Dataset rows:
* * * * * * *
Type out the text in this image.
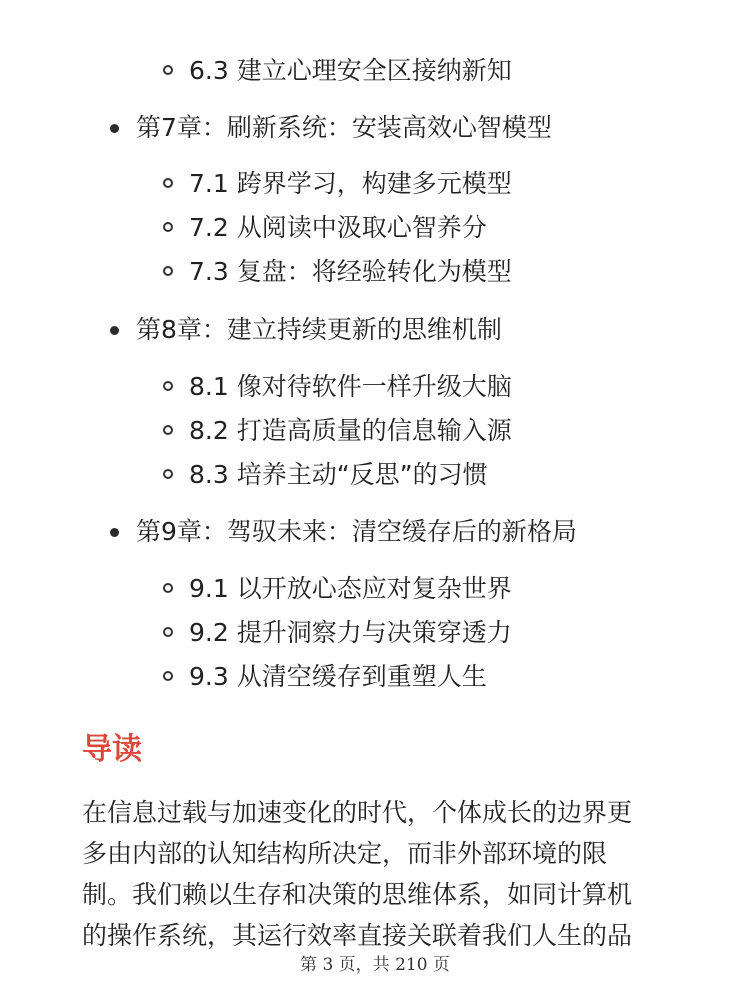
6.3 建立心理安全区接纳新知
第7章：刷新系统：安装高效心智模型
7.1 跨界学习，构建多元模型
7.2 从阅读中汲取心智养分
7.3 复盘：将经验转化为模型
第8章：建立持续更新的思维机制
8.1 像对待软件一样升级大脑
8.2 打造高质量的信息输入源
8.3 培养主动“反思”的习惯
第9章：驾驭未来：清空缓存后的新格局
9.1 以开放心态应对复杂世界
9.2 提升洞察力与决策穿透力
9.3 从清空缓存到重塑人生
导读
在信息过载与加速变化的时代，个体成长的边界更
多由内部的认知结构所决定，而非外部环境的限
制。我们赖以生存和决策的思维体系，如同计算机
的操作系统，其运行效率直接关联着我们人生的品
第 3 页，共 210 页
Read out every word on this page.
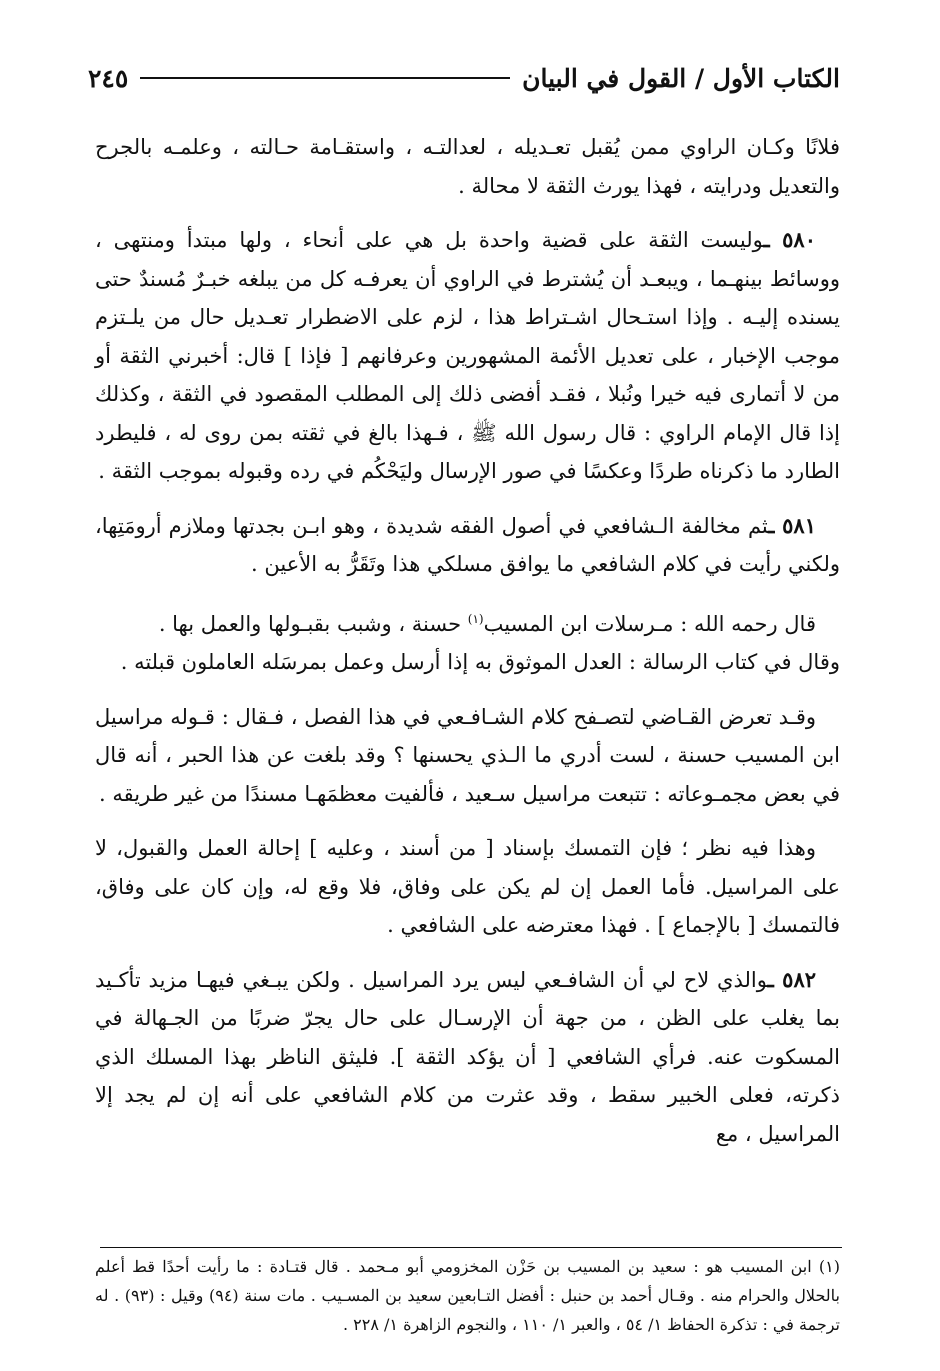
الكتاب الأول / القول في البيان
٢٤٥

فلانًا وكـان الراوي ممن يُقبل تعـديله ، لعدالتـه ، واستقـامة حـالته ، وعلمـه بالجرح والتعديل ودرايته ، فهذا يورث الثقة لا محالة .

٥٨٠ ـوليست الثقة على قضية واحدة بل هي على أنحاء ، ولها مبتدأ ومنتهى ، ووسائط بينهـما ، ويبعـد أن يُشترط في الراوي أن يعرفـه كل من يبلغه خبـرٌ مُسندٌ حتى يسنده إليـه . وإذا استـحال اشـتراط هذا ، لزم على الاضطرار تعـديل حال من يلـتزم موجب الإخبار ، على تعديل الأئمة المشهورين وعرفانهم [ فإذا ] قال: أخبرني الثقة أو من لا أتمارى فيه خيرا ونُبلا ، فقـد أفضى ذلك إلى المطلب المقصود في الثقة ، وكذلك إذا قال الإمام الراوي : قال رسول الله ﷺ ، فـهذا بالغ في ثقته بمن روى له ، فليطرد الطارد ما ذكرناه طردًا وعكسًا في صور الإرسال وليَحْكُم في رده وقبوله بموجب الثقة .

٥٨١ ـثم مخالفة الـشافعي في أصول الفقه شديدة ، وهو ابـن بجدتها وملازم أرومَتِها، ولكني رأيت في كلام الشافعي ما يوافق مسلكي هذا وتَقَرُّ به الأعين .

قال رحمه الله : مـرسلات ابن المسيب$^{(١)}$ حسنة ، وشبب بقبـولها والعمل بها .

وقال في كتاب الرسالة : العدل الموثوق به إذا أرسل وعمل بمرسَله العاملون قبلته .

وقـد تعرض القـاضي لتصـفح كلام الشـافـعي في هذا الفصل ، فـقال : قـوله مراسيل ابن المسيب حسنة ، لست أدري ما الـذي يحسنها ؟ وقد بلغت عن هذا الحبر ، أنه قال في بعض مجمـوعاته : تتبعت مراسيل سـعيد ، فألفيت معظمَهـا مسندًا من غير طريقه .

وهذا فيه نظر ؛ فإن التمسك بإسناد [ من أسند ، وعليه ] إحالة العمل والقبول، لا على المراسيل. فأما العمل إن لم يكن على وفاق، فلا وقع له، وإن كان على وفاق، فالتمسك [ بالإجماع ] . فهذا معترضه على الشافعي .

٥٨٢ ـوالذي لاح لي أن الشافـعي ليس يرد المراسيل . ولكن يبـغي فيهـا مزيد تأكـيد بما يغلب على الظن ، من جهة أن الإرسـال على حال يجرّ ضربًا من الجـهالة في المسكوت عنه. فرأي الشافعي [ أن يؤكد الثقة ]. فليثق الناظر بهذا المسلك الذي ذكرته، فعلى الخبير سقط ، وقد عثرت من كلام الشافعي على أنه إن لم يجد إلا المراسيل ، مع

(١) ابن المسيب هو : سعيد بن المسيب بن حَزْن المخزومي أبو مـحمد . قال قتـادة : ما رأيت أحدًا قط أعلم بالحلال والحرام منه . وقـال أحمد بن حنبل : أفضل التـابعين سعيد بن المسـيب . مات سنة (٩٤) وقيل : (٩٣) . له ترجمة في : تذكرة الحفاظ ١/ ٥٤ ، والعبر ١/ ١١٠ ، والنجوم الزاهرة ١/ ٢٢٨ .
* * * * * * *
## Your task
Where a line of the records above holds the word "الراوي", copy that line.

## Solution
فلانًا وكـان الراوي ممن يُقبل تعـديله ، لعدالتـه ، واستقـامة حـالته ، وعلمـه بالجرح والتعديل ودرايته ، فهذا يورث الثقة لا محالة .
٥٨٠ ـوليست الثقة على قضية واحدة بل هي على أنحاء ، ولها مبتدأ ومنتهى ، ووسائط بينهـما ، ويبعـد أن يُشترط في الراوي أن يعرفـه كل من يبلغه خبـرٌ مُسندٌ حتى يسنده إليـه . وإذا استـحال اشـتراط هذا ، لزم على الاضطرار تعـديل حال من يلـتزم موجب الإخبار ، على تعديل الأئمة المشهورين وعرفانهم [ فإذا ] قال: أخبرني الثقة أو من لا أتمارى فيه خيرا ونُبلا ، فقـد أفضى ذلك إلى المطلب المقصود في الثقة ، وكذلك إذا قال الإمام الراوي : قال رسول الله ﷺ ، فـهذا بالغ في ثقته بمن روى له ، فليطرد الطارد ما ذكرناه طردًا وعكسًا في صور الإرسال وليَحْكُم في رده وقبوله بموجب الثقة .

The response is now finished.